Exercise directions —
Print all of the data exactly.

## begin

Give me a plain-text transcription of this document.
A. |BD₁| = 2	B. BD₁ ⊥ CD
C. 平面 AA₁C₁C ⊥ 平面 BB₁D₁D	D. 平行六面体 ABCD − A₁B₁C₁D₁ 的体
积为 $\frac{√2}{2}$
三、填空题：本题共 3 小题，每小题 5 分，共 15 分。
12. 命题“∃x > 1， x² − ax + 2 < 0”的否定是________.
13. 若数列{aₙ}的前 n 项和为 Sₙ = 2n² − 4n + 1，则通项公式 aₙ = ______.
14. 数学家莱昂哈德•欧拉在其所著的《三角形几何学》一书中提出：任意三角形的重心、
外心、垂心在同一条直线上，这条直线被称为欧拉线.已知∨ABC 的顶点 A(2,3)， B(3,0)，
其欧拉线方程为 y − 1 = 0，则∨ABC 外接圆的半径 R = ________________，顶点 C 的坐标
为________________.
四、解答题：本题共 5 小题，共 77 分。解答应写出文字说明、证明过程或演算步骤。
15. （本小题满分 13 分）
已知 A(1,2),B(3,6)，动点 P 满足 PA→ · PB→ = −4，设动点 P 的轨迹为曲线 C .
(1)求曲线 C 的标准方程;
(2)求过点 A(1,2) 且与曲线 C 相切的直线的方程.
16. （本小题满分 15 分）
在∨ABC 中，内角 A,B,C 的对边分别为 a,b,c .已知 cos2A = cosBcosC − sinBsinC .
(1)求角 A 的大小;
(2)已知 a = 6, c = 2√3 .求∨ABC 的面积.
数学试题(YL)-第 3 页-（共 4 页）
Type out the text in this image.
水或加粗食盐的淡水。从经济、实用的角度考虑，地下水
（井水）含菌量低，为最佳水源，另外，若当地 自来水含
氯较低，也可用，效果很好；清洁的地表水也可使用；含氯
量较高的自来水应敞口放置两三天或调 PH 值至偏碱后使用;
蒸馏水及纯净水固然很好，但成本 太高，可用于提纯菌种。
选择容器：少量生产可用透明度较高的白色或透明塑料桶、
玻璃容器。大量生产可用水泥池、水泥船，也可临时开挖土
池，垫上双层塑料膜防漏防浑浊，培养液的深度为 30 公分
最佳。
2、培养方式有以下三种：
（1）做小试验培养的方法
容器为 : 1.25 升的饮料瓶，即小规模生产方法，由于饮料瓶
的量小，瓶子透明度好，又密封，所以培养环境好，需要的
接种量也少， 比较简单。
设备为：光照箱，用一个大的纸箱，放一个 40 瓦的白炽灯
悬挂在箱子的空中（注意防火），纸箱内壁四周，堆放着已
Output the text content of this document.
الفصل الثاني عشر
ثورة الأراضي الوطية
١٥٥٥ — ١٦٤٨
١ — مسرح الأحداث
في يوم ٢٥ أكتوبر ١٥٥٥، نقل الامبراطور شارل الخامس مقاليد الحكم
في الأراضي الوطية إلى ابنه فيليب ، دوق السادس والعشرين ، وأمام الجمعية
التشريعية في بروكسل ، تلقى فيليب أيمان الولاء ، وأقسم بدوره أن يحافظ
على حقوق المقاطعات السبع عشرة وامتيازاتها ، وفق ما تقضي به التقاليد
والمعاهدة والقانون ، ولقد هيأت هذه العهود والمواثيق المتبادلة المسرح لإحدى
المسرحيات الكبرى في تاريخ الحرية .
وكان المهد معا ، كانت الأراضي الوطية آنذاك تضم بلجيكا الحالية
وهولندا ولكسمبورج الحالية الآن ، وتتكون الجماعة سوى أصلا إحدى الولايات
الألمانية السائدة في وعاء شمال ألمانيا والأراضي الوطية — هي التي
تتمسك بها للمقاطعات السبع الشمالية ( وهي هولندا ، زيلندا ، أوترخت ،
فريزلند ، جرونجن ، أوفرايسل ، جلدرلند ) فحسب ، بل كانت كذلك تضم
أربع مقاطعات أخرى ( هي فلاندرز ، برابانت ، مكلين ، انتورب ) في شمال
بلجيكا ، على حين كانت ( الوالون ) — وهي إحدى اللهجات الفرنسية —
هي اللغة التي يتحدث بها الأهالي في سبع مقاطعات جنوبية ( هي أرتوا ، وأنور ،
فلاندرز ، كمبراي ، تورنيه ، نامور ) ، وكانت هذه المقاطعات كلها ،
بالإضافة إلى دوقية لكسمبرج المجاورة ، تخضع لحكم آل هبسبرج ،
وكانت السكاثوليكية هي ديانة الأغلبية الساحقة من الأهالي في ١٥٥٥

## end

The solution —
Give me a plain-text transcription of this document.
A. |BD₁| = 2	B. BD₁ ⊥ CD
C. 平面 AA₁C₁C ⊥ 平面 BB₁D₁D	D. 平行六面体 ABCD − A₁B₁C₁D₁ 的体
积为 $\frac{√2}{2}$
三、填空题：本题共 3 小题，每小题 5 分，共 15 分。
12. 命题“∃x > 1， x² − ax + 2 < 0”的否定是________.
13. 若数列{aₙ}的前 n 项和为 Sₙ = 2n² − 4n + 1，则通项公式 aₙ = ______.
14. 数学家莱昂哈德•欧拉在其所著的《三角形几何学》一书中提出：任意三角形的重心、
外心、垂心在同一条直线上，这条直线被称为欧拉线.已知∨ABC 的顶点 A(2,3)， B(3,0)，
其欧拉线方程为 y − 1 = 0，则∨ABC 外接圆的半径 R = ________________，顶点 C 的坐标
为________________.
四、解答题：本题共 5 小题，共 77 分。解答应写出文字说明、证明过程或演算步骤。
15. （本小题满分 13 分）
已知 A(1,2),B(3,6)，动点 P 满足 PA→ · PB→ = −4，设动点 P 的轨迹为曲线 C .
(1)求曲线 C 的标准方程;
(2)求过点 A(1,2) 且与曲线 C 相切的直线的方程.
16. （本小题满分 15 分）
在∨ABC 中，内角 A,B,C 的对边分别为 a,b,c .已知 cos2A = cosBcosC − sinBsinC .
(1)求角 A 的大小;
(2)已知 a = 6, c = 2√3 .求∨ABC 的面积.
数学试题(YL)-第 3 页-（共 4 页）
Type out the text in this image.
水或加粗食盐的淡水。从经济、实用的角度考虑，地下水
（井水）含菌量低，为最佳水源，另外，若当地 自来水含
氯较低，也可用，效果很好；清洁的地表水也可使用；含氯
量较高的自来水应敞口放置两三天或调 PH 值至偏碱后使用;
蒸馏水及纯净水固然很好，但成本 太高，可用于提纯菌种。
选择容器：少量生产可用透明度较高的白色或透明塑料桶、
玻璃容器。大量生产可用水泥池、水泥船，也可临时开挖土
池，垫上双层塑料膜防漏防浑浊，培养液的深度为 30 公分
最佳。
2、培养方式有以下三种：
（1）做小试验培养的方法
容器为 : 1.25 升的饮料瓶，即小规模生产方法，由于饮料瓶
的量小，瓶子透明度好，又密封，所以培养环境好，需要的
接种量也少， 比较简单。
设备为：光照箱，用一个大的纸箱，放一个 40 瓦的白炽灯
悬挂在箱子的空中（注意防火），纸箱内壁四周，堆放着已
Output the text content of this document.
الفصل الثاني عشر
ثورة الأراضي الوطية
١٥٥٥ — ١٦٤٨
١ — مسرح الأحداث
في يوم ٢٥ أكتوبر ١٥٥٥، نقل الامبراطور شارل الخامس مقاليد الحكم
في الأراضي الوطية إلى ابنه فيليب ، دوق السادس والعشرين ، وأمام الجمعية
التشريعية في بروكسل ، تلقى فيليب أيمان الولاء ، وأقسم بدوره أن يحافظ
على حقوق المقاطعات السبع عشرة وامتيازاتها ، وفق ما تقضي به التقاليد
والمعاهدة والقانون ، ولقد هيأت هذه العهود والمواثيق المتبادلة المسرح لإحدى
المسرحيات الكبرى في تاريخ الحرية .
وكان المهد معا ، كانت الأراضي الوطية آنذاك تضم بلجيكا الحالية
وهولندا ولكسمبورج الحالية الآن ، وتتكون الجماعة سوى أصلا إحدى الولايات
الألمانية السائدة في وعاء شمال ألمانيا والأراضي الوطية — هي التي
تتمسك بها للمقاطعات السبع الشمالية ( وهي هولندا ، زيلندا ، أوترخت ،
فريزلند ، جرونجن ، أوفرايسل ، جلدرلند ) فحسب ، بل كانت كذلك تضم
أربع مقاطعات أخرى ( هي فلاندرز ، برابانت ، مكلين ، انتورب ) في شمال
بلجيكا ، على حين كانت ( الوالون ) — وهي إحدى اللهجات الفرنسية —
هي اللغة التي يتحدث بها الأهالي في سبع مقاطعات جنوبية ( هي أرتوا ، وأنور ،
فلاندرز ، كمبراي ، تورنيه ، نامور ) ، وكانت هذه المقاطعات كلها ،
بالإضافة إلى دوقية لكسمبرج المجاورة ، تخضع لحكم آل هبسبرج ،
وكانت السكاثوليكية هي ديانة الأغلبية الساحقة من الأهالي في ١٥٥٥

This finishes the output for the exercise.